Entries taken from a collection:
########

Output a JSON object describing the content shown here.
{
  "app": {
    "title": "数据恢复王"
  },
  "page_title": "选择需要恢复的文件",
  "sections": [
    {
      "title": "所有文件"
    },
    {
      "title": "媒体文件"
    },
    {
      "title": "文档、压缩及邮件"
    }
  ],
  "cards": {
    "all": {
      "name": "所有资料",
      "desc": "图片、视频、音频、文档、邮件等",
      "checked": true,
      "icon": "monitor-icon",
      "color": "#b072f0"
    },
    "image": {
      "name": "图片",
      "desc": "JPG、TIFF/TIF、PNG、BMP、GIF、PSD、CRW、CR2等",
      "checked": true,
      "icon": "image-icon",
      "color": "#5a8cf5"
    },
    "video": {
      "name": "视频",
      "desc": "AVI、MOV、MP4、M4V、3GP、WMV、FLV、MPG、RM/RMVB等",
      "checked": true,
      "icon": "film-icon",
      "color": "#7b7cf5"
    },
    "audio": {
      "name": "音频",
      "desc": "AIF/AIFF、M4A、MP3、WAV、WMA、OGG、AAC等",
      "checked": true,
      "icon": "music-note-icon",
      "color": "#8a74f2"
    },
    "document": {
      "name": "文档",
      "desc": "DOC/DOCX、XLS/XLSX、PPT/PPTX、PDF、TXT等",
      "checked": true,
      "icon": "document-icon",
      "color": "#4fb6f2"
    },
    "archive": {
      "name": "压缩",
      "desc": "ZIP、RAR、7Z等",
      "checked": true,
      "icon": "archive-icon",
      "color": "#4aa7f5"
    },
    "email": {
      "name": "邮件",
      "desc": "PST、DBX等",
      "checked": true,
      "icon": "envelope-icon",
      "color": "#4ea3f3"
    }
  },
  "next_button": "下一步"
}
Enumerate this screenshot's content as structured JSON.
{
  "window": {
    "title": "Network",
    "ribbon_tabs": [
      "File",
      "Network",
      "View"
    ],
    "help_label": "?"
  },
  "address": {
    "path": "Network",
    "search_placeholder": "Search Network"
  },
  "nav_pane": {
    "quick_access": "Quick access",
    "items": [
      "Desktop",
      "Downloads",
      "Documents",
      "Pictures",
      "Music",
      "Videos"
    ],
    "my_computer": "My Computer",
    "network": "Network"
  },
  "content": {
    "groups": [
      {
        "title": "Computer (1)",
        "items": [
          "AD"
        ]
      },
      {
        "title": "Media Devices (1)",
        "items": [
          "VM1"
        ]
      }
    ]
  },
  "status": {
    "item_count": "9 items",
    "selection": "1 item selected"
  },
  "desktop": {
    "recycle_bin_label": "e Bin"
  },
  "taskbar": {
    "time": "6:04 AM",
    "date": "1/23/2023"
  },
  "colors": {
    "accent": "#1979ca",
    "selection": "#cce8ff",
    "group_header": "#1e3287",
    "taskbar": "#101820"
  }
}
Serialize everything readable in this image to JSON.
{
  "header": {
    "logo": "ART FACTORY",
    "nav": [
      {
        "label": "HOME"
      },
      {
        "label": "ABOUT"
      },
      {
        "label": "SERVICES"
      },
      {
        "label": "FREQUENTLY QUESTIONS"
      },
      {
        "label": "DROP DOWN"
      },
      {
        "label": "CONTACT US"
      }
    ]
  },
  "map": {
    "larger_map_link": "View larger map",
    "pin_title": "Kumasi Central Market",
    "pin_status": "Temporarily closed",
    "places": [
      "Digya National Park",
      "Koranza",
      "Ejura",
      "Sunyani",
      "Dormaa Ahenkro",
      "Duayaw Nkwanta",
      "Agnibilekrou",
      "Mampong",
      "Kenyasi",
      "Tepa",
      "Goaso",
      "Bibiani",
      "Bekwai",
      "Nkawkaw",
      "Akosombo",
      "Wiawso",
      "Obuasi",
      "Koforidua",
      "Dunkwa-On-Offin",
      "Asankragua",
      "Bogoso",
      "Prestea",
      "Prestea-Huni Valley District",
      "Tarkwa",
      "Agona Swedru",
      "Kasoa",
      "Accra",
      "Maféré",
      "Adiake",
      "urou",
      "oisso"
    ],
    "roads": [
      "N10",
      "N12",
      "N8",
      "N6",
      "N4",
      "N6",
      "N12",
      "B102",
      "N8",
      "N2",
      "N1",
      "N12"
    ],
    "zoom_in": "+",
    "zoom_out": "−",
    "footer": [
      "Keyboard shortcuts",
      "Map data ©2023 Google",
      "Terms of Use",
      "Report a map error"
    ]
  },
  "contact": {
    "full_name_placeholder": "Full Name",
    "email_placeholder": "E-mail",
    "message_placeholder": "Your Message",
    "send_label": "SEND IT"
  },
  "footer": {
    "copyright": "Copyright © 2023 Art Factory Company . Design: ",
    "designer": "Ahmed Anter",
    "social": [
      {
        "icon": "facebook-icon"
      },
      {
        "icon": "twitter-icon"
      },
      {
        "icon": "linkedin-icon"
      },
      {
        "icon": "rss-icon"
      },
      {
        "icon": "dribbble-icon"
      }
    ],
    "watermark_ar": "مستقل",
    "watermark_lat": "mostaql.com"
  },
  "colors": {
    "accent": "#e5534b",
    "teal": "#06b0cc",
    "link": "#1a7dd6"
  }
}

########

List each line holding the string "Computer".

ANSWER TO THIS EXERCISE:
    "my_computer": "My Computer",
        "title": "Computer (1)",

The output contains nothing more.